WORK TO COMPLETE: Please give the data below again in full, exactly as it stands.

(Extracted data entries)
────

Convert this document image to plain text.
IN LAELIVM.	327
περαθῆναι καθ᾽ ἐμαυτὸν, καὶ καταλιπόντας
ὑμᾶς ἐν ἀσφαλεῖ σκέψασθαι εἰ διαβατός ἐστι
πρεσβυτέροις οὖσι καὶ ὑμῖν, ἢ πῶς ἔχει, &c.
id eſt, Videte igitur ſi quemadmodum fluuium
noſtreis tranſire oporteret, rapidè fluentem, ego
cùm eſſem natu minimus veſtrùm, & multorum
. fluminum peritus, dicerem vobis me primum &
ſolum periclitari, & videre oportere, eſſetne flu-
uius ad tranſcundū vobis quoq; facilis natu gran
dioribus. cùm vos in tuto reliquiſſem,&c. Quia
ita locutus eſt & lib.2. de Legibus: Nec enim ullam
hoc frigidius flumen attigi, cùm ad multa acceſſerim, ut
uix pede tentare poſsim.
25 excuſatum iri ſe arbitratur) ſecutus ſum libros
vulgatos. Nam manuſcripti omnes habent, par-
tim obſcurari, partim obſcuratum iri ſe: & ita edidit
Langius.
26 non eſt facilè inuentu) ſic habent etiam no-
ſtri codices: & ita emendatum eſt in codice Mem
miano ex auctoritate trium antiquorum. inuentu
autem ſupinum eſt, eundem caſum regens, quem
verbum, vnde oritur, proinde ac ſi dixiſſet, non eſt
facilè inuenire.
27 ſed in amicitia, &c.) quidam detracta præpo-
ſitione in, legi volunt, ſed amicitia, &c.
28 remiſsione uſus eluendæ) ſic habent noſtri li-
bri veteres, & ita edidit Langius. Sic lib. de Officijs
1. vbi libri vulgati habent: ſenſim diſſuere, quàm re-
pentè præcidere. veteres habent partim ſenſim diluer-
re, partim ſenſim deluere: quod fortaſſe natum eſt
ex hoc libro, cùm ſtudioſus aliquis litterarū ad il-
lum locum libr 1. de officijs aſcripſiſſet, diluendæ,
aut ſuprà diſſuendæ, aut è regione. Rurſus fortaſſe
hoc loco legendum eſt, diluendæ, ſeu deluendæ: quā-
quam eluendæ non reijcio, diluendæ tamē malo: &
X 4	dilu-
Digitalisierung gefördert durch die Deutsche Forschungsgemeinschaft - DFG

────

FULL SOLUTION:
Convert this document image to plain text.
IN LAELIVM.	327
περαθῆναι καθ᾽ ἐμαυτὸν, καὶ καταλιπόντας
ὑμᾶς ἐν ἀσφαλεῖ σκέψασθαι εἰ διαβατός ἐστι
πρεσβυτέροις οὖσι καὶ ὑμῖν, ἢ πῶς ἔχει, &c.
id eſt, Videte igitur ſi quemadmodum fluuium
noſtreis tranſire oporteret, rapidè fluentem, ego
cùm eſſem natu minimus veſtrùm, & multorum
. fluminum peritus, dicerem vobis me primum &
ſolum periclitari, & videre oportere, eſſetne flu-
uius ad tranſcundū vobis quoq; facilis natu gran
dioribus. cùm vos in tuto reliquiſſem,&c. Quia
ita locutus eſt & lib.2. de Legibus: Nec enim ullam
hoc frigidius flumen attigi, cùm ad multa acceſſerim, ut
uix pede tentare poſsim.
25 excuſatum iri ſe arbitratur) ſecutus ſum libros
vulgatos. Nam manuſcripti omnes habent, par-
tim obſcurari, partim obſcuratum iri ſe: & ita edidit
Langius.
26 non eſt facilè inuentu) ſic habent etiam no-
ſtri codices: & ita emendatum eſt in codice Mem
miano ex auctoritate trium antiquorum. inuentu
autem ſupinum eſt, eundem caſum regens, quem
verbum, vnde oritur, proinde ac ſi dixiſſet, non eſt
facilè inuenire.
27 ſed in amicitia, &c.) quidam detracta præpo-
ſitione in, legi volunt, ſed amicitia, &c.
28 remiſsione uſus eluendæ) ſic habent noſtri li-
bri veteres, & ita edidit Langius. Sic lib. de Officijs
1. vbi libri vulgati habent: ſenſim diſſuere, quàm re-
pentè præcidere. veteres habent partim ſenſim diluer-
re, partim ſenſim deluere: quod fortaſſe natum eſt
ex hoc libro, cùm ſtudioſus aliquis litterarū ad il-
lum locum libr 1. de officijs aſcripſiſſet, diluendæ,
aut ſuprà diſſuendæ, aut è regione. Rurſus fortaſſe
hoc loco legendum eſt, diluendæ, ſeu deluendæ: quā-
quam eluendæ non reijcio, diluendæ tamē malo: &
X 4	dilu-
Digitalisierung gefördert durch die Deutsche Forschungsgemeinschaft - DFG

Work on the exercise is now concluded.